THE REQUEST:
Where the string "name" occurs in the material below, report the whole line.

Dataset rows about figures
═══

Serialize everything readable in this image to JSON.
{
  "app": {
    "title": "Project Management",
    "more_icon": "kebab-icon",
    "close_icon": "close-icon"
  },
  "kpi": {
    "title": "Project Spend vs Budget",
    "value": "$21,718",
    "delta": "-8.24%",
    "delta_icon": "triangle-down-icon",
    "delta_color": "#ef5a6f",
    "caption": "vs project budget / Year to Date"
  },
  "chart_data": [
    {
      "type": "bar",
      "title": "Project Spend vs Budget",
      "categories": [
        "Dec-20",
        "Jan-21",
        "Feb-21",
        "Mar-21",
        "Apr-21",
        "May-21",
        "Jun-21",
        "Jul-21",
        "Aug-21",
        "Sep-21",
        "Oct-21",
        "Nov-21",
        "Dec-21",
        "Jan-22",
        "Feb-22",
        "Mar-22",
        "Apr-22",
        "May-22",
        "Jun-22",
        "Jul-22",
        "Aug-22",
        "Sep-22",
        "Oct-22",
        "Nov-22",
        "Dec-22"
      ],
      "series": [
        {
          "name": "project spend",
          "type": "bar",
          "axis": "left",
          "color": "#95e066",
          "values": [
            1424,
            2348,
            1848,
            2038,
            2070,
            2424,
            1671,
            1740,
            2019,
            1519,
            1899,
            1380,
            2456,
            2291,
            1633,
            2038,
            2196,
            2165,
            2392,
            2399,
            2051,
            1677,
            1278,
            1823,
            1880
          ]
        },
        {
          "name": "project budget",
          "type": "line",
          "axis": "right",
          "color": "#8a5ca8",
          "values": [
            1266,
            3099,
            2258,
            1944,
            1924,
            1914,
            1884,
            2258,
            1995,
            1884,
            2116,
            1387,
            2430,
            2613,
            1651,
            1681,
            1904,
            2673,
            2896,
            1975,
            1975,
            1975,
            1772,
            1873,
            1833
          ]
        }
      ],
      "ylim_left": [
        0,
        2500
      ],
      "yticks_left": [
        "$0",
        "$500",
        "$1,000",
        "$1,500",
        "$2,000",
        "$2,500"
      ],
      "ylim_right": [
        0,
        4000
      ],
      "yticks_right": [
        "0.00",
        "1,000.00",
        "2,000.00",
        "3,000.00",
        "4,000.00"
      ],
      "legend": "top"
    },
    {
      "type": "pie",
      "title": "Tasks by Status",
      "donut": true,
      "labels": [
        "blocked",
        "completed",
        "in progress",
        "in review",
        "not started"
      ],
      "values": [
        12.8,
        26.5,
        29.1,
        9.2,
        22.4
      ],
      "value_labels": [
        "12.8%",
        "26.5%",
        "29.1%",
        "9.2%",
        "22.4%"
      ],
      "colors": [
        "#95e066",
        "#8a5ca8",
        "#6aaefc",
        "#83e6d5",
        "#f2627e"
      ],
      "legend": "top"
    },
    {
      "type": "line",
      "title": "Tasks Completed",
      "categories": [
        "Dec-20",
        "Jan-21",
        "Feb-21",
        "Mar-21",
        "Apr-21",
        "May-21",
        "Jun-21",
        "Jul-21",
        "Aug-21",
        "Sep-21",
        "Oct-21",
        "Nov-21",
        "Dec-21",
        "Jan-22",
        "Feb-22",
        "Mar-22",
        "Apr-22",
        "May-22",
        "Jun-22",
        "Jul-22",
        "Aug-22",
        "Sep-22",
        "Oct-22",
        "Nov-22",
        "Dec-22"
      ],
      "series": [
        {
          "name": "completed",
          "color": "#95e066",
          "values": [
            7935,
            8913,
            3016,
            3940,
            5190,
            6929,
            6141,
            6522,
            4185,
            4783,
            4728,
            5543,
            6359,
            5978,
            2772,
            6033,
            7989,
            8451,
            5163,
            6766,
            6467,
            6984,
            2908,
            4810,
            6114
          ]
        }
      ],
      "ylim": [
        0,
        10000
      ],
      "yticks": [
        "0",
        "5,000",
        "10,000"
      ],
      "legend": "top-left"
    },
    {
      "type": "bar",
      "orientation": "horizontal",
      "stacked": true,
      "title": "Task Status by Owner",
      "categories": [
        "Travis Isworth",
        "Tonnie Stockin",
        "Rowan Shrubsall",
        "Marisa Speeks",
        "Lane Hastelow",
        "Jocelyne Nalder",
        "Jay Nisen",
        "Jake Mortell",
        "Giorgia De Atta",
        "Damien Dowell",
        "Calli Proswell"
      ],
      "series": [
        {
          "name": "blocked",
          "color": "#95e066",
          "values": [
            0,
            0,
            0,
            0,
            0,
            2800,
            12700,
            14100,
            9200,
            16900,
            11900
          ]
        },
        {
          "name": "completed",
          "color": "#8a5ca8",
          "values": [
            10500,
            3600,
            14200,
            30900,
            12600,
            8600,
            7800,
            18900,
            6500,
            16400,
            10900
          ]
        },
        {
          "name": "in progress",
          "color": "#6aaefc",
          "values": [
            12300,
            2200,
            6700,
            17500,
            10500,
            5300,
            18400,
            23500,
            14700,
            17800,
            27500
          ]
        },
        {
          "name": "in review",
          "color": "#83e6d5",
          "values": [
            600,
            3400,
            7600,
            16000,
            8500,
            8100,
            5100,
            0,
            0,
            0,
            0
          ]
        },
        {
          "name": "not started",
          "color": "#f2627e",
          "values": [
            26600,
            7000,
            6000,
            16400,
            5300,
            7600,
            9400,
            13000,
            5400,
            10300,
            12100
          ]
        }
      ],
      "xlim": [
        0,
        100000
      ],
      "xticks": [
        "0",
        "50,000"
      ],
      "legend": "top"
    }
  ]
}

═══

RESPONSE TO THIS EXERCISE:
          "name": "project spend",
          "name": "project budget",
          "name": "completed",
          "name": "blocked",
          "name": "completed",
          "name": "in progress",
          "name": "in review",
          "name": "not started",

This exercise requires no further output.